*Records supplied*:
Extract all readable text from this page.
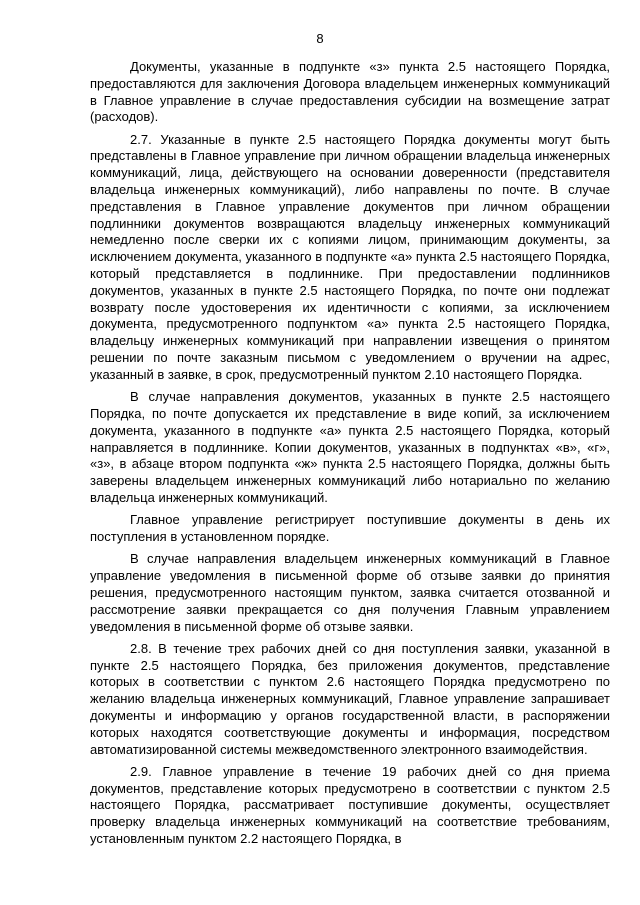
8

Документы, указанные в подпункте «з» пункта 2.5 настоящего Порядка, предоставляются для заключения Договора владельцем инженерных коммуникаций в Главное управление в случае предоставления субсидии на возмещение затрат (расходов).

2.7. Указанные в пункте 2.5 настоящего Порядка документы могут быть представлены в Главное управление при личном обращении владельца инженерных коммуникаций, лица, действующего на основании доверенности (представителя владельца инженерных коммуникаций), либо направлены по почте. В случае представления в Главное управление документов при личном обращении подлинники документов возвращаются владельцу инженерных коммуникаций немедленно после сверки их с копиями лицом, принимающим документы, за исключением документа, указанного в подпункте «а» пункта 2.5 настоящего Порядка, который представляется в подлиннике. При предоставлении подлинников документов, указанных в пункте 2.5 настоящего Порядка, по почте они подлежат возврату после удостоверения их идентичности с копиями, за исключением документа, предусмотренного подпунктом «а» пункта 2.5 настоящего Порядка, владельцу инженерных коммуникаций при направлении извещения о принятом решении по почте заказным письмом с уведомлением о вручении на адрес, указанный в заявке, в срок, предусмотренный пунктом 2.10 настоящего Порядка.

В случае направления документов, указанных в пункте 2.5 настоящего Порядка, по почте допускается их представление в виде копий, за исключением документа, указанного в подпункте «а» пункта 2.5 настоящего Порядка, который направляется в подлиннике. Копии документов, указанных в подпунктах «в», «г», «з», в абзаце втором подпункта «ж» пункта 2.5 настоящего Порядка, должны быть заверены владельцем инженерных коммуникаций либо нотариально по желанию владельца инженерных коммуникаций.

Главное управление регистрирует поступившие документы в день их поступления в установленном порядке.

В случае направления владельцем инженерных коммуникаций в Главное управление уведомления в письменной форме об отзыве заявки до принятия решения, предусмотренного настоящим пунктом, заявка считается отозванной и рассмотрение заявки прекращается со дня получения Главным управлением уведомления в письменной форме об отзыве заявки.

2.8. В течение трех рабочих дней со дня поступления заявки, указанной в пункте 2.5 настоящего Порядка, без приложения документов, представление которых в соответствии с пунктом 2.6 настоящего Порядка предусмотрено по желанию владельца инженерных коммуникаций, Главное управление запрашивает документы и информацию у органов государственной власти, в распоряжении которых находятся соответствующие документы и информация, посредством автоматизированной системы межведомственного электронного взаимодействия.

2.9. Главное управление в течение 19 рабочих дней со дня приема документов, представление которых предусмотрено в соответствии с пунктом 2.5 настоящего Порядка, рассматривает поступившие документы, осуществляет проверку владельца инженерных коммуникаций на соответствие требованиям, установленным пунктом 2.2 настоящего Порядка, в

*Exercise description*: Among the entries, how many lines contain the string "поступившие"? Give the number without anything else.

*Exercise result*: 2